--- Data extract ---

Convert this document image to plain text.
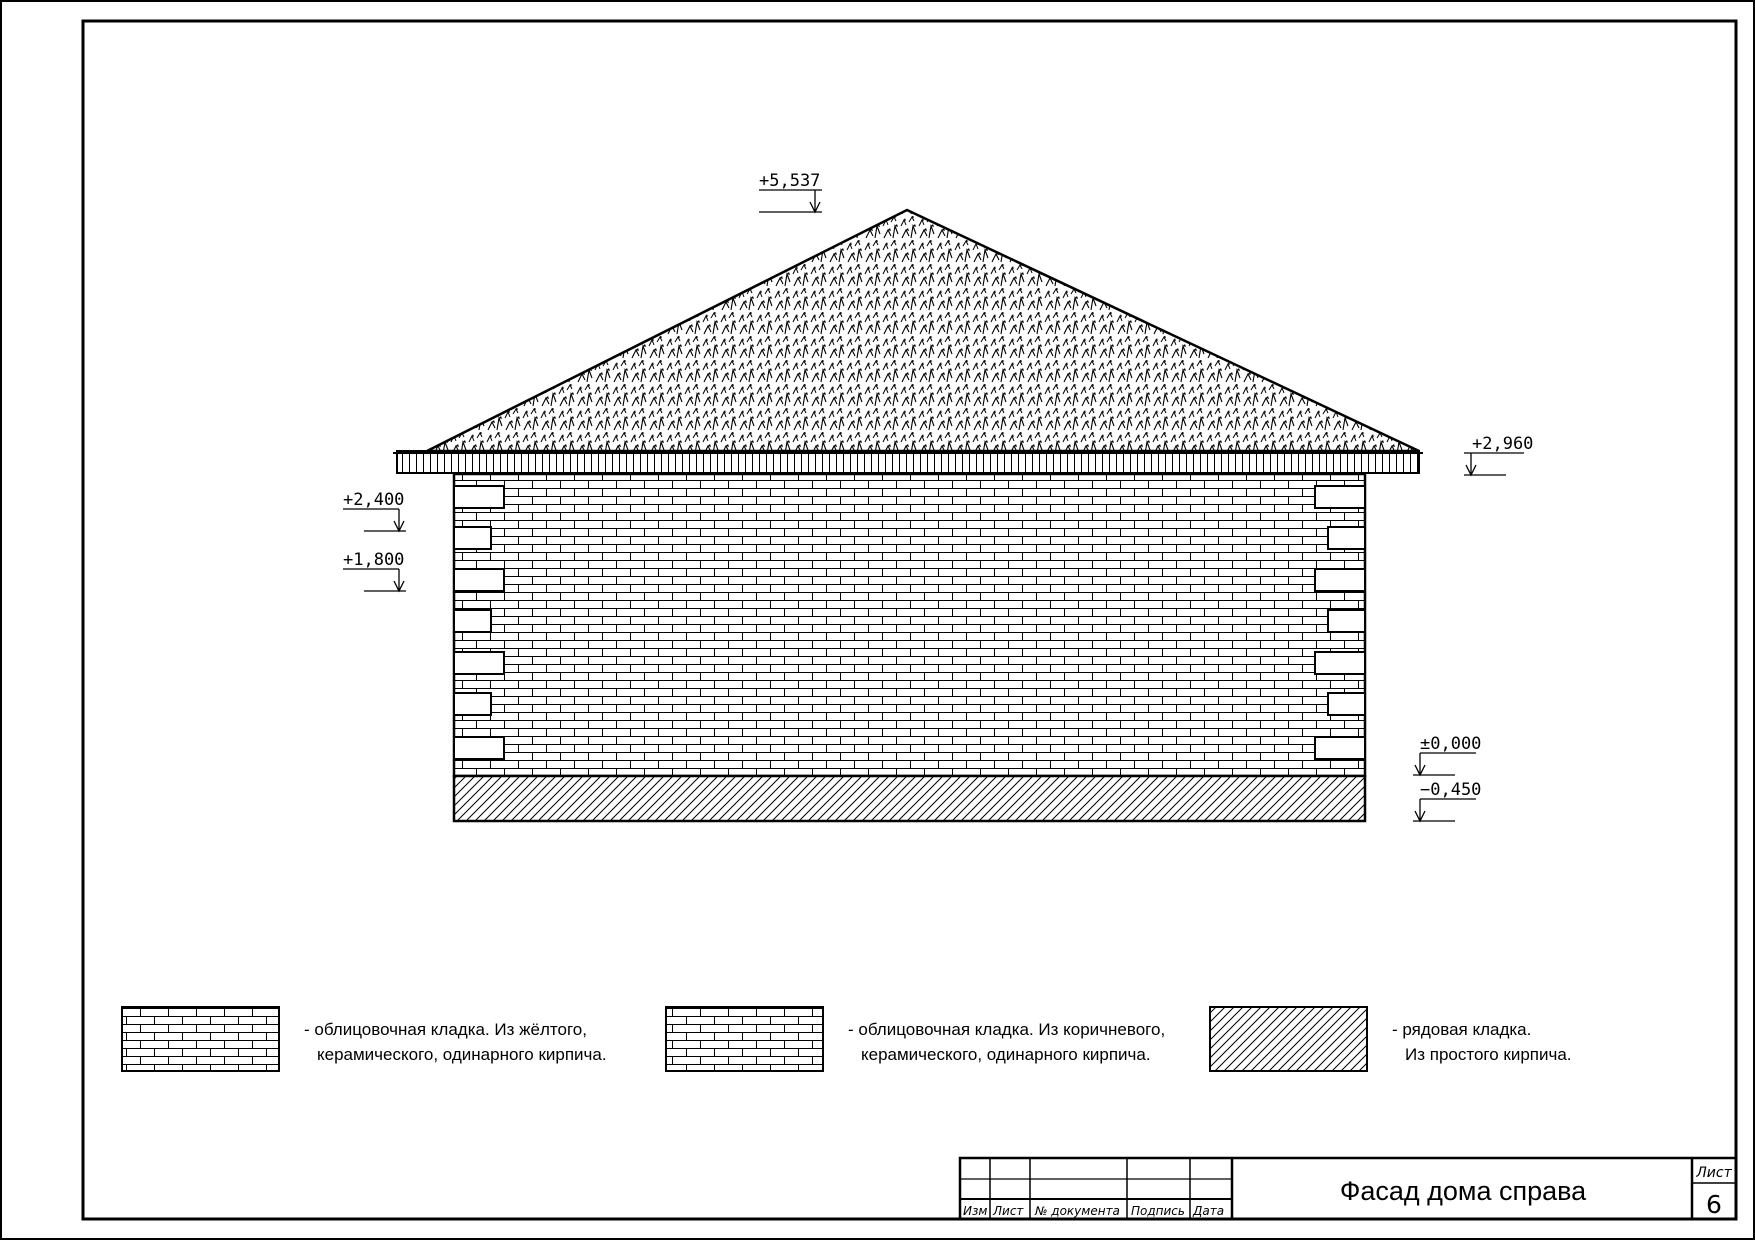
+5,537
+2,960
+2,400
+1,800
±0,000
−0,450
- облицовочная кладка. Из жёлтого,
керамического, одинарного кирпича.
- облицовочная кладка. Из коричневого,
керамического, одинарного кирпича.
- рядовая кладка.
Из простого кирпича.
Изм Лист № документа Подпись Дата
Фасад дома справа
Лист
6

---

Task to complete:
Repeat the data exactly in full, omitting its pictures.

Result of the task:
Convert this document image to plain text.
+5,537
+2,960
+2,400
+1,800
±0,000
−0,450
- облицовочная кладка. Из жёлтого,
керамического, одинарного кирпича.
- облицовочная кладка. Из коричневого,
керамического, одинарного кирпича.
- рядовая кладка.
Из простого кирпича.
Изм Лист № документа Подпись Дата
Фасад дома справа
Лист
6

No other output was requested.